##### DATA FOR THIS TASK
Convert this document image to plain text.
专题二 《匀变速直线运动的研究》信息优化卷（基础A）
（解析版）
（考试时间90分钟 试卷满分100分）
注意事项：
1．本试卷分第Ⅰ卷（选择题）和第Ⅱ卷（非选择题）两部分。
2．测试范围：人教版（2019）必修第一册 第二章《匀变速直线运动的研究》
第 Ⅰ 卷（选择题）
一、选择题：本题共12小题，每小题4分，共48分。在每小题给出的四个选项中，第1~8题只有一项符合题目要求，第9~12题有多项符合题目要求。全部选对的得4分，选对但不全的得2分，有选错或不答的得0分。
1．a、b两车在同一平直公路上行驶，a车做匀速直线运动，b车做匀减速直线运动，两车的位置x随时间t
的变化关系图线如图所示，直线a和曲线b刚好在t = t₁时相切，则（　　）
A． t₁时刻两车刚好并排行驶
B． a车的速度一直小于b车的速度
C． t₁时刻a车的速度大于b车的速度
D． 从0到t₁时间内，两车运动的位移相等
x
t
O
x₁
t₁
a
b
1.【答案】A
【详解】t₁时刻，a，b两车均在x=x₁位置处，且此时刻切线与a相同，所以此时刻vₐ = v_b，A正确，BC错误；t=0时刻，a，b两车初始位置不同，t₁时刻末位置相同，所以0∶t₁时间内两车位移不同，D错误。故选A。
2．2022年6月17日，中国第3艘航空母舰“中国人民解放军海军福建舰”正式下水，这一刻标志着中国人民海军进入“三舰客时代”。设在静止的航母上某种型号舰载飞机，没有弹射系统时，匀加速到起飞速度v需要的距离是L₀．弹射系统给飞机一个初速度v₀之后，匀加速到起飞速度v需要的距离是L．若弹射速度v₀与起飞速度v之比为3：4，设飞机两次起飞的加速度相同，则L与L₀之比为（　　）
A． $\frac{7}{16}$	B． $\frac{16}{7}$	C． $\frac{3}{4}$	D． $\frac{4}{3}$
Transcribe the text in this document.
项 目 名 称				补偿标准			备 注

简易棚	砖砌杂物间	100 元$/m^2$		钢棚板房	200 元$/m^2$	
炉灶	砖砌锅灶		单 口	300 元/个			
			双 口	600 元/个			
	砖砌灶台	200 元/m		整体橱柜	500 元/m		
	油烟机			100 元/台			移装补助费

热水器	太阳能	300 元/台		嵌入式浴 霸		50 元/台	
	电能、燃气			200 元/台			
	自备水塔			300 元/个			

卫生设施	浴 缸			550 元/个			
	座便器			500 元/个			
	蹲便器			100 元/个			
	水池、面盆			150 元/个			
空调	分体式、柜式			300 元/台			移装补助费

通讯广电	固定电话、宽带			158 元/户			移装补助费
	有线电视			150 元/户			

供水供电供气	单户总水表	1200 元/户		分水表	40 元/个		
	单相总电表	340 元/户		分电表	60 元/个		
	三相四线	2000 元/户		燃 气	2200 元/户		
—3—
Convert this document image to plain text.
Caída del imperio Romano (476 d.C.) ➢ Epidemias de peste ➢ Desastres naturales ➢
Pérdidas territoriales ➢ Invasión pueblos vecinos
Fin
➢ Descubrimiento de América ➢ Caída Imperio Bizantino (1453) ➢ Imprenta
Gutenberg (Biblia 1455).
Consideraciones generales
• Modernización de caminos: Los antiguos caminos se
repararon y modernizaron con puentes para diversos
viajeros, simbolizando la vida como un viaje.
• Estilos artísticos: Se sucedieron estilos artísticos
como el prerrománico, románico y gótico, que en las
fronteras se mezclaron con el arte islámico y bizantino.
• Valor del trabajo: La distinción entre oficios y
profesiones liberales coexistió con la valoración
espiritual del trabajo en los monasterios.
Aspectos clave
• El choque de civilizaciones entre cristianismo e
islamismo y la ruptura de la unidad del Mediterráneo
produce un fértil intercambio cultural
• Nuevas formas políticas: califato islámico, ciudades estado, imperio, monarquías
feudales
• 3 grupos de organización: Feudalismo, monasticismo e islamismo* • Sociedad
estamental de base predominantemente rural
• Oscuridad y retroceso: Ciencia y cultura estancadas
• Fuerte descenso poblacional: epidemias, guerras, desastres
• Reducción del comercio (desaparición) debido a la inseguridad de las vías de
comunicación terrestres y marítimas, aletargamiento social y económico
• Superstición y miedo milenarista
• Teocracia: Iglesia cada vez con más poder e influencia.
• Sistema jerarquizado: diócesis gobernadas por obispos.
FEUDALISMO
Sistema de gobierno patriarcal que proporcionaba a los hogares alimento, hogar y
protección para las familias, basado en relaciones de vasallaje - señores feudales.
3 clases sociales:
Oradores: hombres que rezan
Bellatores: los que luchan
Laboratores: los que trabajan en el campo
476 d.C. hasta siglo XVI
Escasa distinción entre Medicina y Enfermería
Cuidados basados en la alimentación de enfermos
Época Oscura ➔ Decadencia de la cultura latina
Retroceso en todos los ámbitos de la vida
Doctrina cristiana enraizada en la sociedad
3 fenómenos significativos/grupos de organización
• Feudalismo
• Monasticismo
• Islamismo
##########
Where a line of the material above holds the string "Caída", copy that line.

> **COMPLETE OUTPUT**:
Caída del imperio Romano (476 d.C.) ➢ Epidemias de peste ➢ Desastres naturales ➢
➢ Descubrimiento de América ➢ Caída Imperio Bizantino (1453) ➢ Imprenta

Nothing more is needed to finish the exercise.